Your task> Could you write out the records below exactly as they appear?

Records provided>
=-=-=-=-=

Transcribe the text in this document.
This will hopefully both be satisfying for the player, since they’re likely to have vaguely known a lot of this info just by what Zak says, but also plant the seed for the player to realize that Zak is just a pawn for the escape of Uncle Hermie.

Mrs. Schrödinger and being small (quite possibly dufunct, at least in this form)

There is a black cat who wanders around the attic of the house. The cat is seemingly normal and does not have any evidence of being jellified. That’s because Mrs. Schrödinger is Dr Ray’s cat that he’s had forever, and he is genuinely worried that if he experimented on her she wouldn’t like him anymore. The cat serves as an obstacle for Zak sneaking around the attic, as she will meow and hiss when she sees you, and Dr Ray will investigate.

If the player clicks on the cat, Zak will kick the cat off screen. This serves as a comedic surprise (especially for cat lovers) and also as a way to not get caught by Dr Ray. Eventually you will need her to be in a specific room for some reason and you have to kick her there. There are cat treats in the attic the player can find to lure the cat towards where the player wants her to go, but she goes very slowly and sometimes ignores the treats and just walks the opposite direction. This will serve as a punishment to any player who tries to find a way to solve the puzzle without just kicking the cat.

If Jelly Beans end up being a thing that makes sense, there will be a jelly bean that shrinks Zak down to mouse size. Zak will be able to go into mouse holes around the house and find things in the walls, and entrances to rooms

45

=-=-=-=-=

Answer to the exercise>
Transcribe the text in this document.
This will hopefully both be satisfying for the player, since they’re likely to have vaguely known a lot of this info just by what Zak says, but also plant the seed for the player to realize that Zak is just a pawn for the escape of Uncle Hermie.

Mrs. Schrödinger and being small (quite possibly dufunct, at least in this form)

There is a black cat who wanders around the attic of the house. The cat is seemingly normal and does not have any evidence of being jellified. That’s because Mrs. Schrödinger is Dr Ray’s cat that he’s had forever, and he is genuinely worried that if he experimented on her she wouldn’t like him anymore. The cat serves as an obstacle for Zak sneaking around the attic, as she will meow and hiss when she sees you, and Dr Ray will investigate.

If the player clicks on the cat, Zak will kick the cat off screen. This serves as a comedic surprise (especially for cat lovers) and also as a way to not get caught by Dr Ray. Eventually you will need her to be in a specific room for some reason and you have to kick her there. There are cat treats in the attic the player can find to lure the cat towards where the player wants her to go, but she goes very slowly and sometimes ignores the treats and just walks the opposite direction. This will serve as a punishment to any player who tries to find a way to solve the puzzle without just kicking the cat.

If Jelly Beans end up being a thing that makes sense, there will be a jelly bean that shrinks Zak down to mouse size. Zak will be able to go into mouse holes around the house and find things in the walls, and entrances to rooms

45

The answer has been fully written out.